***** Exercise inputs

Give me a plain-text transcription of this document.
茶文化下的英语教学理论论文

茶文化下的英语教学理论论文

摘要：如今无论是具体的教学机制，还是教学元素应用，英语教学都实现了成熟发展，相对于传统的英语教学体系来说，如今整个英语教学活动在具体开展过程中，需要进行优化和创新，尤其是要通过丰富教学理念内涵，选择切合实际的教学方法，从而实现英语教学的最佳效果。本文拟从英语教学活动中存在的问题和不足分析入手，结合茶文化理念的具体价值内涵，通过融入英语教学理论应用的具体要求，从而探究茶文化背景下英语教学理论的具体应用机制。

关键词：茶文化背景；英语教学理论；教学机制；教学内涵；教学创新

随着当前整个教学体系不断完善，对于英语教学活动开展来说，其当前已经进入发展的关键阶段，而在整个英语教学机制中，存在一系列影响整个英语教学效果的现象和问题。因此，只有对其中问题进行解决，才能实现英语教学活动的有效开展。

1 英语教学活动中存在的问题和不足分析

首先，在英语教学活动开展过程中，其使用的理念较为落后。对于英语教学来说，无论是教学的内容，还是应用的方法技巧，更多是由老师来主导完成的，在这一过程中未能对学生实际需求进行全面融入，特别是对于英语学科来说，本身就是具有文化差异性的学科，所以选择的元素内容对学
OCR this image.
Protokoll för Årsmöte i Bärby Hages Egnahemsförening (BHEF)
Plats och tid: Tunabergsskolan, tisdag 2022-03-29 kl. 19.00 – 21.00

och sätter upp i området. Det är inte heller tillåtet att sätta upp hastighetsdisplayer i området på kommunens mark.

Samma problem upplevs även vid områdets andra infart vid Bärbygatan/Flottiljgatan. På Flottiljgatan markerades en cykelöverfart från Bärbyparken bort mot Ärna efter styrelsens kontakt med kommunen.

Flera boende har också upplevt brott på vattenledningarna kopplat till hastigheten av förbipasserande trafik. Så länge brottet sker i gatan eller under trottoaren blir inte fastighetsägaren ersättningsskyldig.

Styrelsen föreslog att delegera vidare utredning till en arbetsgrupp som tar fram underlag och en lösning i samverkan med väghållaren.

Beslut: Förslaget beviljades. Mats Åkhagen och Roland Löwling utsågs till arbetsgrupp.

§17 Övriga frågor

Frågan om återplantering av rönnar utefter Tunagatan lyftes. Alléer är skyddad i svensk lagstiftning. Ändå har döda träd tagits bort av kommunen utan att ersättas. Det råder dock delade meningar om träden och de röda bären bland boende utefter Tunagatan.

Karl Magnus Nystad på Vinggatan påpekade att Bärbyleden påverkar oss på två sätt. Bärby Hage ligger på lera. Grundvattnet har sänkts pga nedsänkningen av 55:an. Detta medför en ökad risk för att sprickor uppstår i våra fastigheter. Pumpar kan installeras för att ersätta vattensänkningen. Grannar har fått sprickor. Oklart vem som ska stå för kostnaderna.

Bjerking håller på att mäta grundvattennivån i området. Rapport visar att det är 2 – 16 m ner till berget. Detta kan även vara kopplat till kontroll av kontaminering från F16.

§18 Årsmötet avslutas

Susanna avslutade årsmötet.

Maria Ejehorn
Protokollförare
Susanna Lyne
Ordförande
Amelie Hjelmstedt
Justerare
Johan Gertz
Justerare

**********

Problem details.
Check every line in the material above for the string "this", then give only the number of lines that have it.

Task result.
2